§ **REQUIRED TASK 1**: Duplicate the records from their first line through the line containing "brand-logo — [346, 168, 478, 300]", including both ends.

§ **DOCUMENT SECTION**:
—————

Sunday, April 30, 2017

Third Sunday of Easter
Acts 2:14a, 36-41
Psalm 116:1-14
1 Peter 1:17-25
Luke 24:13-35

Peter said to them, “Repent, and be baptized, every one of you, in the name of Jesus Christ for the forgiveness of sins, and you will receive the gift of the Holy Spirit.”

“Turn around, don’t drown” is an often heard phrase around here when extreme rain hits. The normally dry creek beds quickly fill with rushing water and cover the low lying roads. It doesn’t look bad; many drivers are certain that they can get through, but they quickly realize that it doesn’t take much to send a car floating down the creek. It is incredibly difficult to escape once drawn away from the safety of the road, so we are reminded to turn around so that we do not drown. Too many people lose their lives because they think they know better than those who put up the barricades.

Today’s scriptures all call for us to turn around so that we don’t drown under the weight of sin and death. Peter, under the power of the Holy Spirit, spoke to the Pentecost crowds and told them to turn around, repent, so that they might be saved. Peter continues the call of repentance in his letter, pointing to the incorruptible precious blood of Jesus Christ, the perfect lamb and the enduring Word of God as the source of our redemption. The psalmist gives us an example of repentance, crying out to God in his moment of great need.

We know we need to turn around, but like the driver that thinks they can get through the rushing water, we try to save ourselves. I’m sure we can all come up with examples of times when we waited until it was almost too late to deal with a problem. We try to do it ourselves. We try to hide our pain and suffering and confusion, sure that we can overcome alone. We become frustrated and exhausted doing so, until we reach the end of our rope and then we finally go for help. This is true not only in those mundane problems of life, but also in the eternal problems of our spirits.

I don’t doubt that most of my readers are people of prayer. I imagine that you pray daily and that you seek God’s help for those you love, for the people who ask you to pray, for the world and everything in it. Yet, all too often when it comes to our own needs especially that of our spirits, we tend to try to deal with it on our own. Are you embarrassed to take your problems to God? Do you think that your problems are inconsequential compared to those of our neighbors? After all, why worry about a little doubt when our neighbor has rejected God altogether?

—————

§ **RECORD SET**:
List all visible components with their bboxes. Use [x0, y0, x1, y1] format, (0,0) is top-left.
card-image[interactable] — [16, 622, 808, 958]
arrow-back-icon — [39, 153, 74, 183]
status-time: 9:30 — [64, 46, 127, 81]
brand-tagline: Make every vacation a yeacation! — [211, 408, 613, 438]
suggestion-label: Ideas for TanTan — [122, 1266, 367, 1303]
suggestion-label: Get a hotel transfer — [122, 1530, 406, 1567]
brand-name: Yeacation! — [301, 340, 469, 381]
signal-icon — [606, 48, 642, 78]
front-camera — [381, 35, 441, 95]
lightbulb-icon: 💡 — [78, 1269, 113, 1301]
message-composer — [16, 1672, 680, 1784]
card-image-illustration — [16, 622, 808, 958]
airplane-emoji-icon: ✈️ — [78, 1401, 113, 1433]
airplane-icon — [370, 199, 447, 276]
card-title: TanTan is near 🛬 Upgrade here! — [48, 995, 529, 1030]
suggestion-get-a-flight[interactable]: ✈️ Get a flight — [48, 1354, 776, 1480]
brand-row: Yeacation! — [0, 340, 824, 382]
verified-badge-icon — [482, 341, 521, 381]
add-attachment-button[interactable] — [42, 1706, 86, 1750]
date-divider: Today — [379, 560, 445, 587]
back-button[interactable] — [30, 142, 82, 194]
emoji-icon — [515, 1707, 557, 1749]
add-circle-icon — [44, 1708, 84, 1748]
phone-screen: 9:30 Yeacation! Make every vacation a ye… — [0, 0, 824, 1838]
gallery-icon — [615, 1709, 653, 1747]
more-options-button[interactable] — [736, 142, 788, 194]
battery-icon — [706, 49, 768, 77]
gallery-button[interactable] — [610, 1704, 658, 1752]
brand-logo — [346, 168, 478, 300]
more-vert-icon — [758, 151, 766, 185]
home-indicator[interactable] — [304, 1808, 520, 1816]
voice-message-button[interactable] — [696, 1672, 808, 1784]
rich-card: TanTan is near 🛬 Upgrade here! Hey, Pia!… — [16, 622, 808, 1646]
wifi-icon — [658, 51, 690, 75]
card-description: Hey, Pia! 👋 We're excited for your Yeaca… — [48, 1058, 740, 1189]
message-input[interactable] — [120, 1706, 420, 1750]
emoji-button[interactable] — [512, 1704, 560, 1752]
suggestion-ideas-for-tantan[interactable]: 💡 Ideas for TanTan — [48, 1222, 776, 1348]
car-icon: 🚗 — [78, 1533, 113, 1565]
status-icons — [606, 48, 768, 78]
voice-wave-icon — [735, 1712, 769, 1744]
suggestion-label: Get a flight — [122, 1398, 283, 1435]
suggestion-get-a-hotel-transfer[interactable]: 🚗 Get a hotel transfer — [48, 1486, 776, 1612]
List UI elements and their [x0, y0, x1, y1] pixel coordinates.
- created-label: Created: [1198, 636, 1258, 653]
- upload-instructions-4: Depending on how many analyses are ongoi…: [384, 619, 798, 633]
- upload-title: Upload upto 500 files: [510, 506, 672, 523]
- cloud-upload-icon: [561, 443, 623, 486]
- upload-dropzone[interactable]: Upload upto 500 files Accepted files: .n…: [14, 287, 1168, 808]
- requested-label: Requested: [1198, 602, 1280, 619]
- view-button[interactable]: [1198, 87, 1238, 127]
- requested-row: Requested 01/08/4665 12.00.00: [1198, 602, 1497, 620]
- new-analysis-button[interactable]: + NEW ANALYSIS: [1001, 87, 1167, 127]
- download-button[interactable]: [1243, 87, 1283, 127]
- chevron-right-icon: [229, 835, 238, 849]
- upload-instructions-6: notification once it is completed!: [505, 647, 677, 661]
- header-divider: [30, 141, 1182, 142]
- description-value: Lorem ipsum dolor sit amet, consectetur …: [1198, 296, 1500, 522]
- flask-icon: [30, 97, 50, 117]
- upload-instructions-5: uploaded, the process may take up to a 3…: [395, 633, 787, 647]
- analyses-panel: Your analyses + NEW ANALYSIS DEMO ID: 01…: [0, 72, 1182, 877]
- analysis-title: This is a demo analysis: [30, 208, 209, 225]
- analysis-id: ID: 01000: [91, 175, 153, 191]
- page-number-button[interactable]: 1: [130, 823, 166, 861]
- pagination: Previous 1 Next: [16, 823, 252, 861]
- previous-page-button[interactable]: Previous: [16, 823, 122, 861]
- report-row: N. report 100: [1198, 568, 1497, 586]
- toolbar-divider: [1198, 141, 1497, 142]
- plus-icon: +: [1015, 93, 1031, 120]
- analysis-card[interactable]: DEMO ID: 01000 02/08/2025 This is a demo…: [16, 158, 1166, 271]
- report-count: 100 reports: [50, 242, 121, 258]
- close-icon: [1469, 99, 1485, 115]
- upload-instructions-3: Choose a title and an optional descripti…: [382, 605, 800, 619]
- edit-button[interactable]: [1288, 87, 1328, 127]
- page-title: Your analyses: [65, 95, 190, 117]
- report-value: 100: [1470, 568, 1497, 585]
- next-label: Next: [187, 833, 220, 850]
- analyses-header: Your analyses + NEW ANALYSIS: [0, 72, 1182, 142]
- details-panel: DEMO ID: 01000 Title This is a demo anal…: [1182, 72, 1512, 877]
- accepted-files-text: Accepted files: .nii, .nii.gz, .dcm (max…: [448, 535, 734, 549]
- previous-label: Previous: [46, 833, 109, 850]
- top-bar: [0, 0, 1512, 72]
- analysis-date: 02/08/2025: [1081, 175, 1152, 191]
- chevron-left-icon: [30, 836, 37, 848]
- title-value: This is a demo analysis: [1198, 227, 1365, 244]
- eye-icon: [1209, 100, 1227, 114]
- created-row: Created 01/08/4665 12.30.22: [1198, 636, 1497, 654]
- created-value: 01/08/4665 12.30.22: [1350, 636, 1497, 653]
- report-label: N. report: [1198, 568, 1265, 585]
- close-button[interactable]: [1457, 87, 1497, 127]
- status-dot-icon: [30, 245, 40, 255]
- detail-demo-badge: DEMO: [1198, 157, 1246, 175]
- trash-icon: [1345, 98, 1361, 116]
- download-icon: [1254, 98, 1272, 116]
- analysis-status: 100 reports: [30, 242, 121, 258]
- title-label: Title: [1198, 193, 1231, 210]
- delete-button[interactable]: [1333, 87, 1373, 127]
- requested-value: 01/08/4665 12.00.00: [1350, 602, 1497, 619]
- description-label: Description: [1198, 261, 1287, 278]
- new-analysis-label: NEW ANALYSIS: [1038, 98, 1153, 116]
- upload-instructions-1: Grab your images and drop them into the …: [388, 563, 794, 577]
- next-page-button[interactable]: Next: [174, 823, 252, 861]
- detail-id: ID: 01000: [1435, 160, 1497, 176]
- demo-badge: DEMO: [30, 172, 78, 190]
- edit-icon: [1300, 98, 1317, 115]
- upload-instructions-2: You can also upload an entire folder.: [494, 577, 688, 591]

—————

§ **REQUIRED TASK 2**: Set down the part of the Easter reflection from "Peter said to" to "up the barricades." word for word.

§ **RESULT 1**:
List all visible components with their bboxes. Use [x0, y0, x1, y1] format, (0,0) is top-left.
card-image[interactable] — [16, 622, 808, 958]
arrow-back-icon — [39, 153, 74, 183]
status-time: 9:30 — [64, 46, 127, 81]
brand-tagline: Make every vacation a yeacation! — [211, 408, 613, 438]
suggestion-label: Ideas for TanTan — [122, 1266, 367, 1303]
suggestion-label: Get a hotel transfer — [122, 1530, 406, 1567]
brand-name: Yeacation! — [301, 340, 469, 381]
signal-icon — [606, 48, 642, 78]
front-camera — [381, 35, 441, 95]
lightbulb-icon: 💡 — [78, 1269, 113, 1301]
message-composer — [16, 1672, 680, 1784]
card-image-illustration — [16, 622, 808, 958]
airplane-emoji-icon: ✈️ — [78, 1401, 113, 1433]
airplane-icon — [370, 199, 447, 276]
card-title: TanTan is near 🛬 Upgrade here! — [48, 995, 529, 1030]
suggestion-get-a-flight[interactable]: ✈️ Get a flight — [48, 1354, 776, 1480]
brand-row: Yeacation! — [0, 340, 824, 382]
verified-badge-icon — [482, 341, 521, 381]
add-attachment-button[interactable] — [42, 1706, 86, 1750]
date-divider: Today — [379, 560, 445, 587]
back-button[interactable] — [30, 142, 82, 194]
emoji-icon — [515, 1707, 557, 1749]
add-circle-icon — [44, 1708, 84, 1748]
phone-screen: 9:30 Yeacation! Make every vacation a ye… — [0, 0, 824, 1838]
gallery-icon — [615, 1709, 653, 1747]
more-options-button[interactable] — [736, 142, 788, 194]
battery-icon — [706, 49, 768, 77]
gallery-button[interactable] — [610, 1704, 658, 1752]
brand-logo — [346, 168, 478, 300]

§ **RESULT 2**:
Peter said to them, “Repent, and be baptized, every one of you, in the name of Jesus Christ for the forgiveness of sins, and you will receive the gift of the Holy Spirit.”

“Turn around, don’t drown” is an often heard phrase around here when extreme rain hits. The normally dry creek beds quickly fill with rushing water and cover the low lying roads. It doesn’t look bad; many drivers are certain that they can get through, but they quickly realize that it doesn’t take much to send a car floating down the creek. It is incredibly difficult to escape once drawn away from the safety of the road, so we are reminded to turn around so that we do not drown. Too many people lose their lives because they think they know better than those who put up the barricades.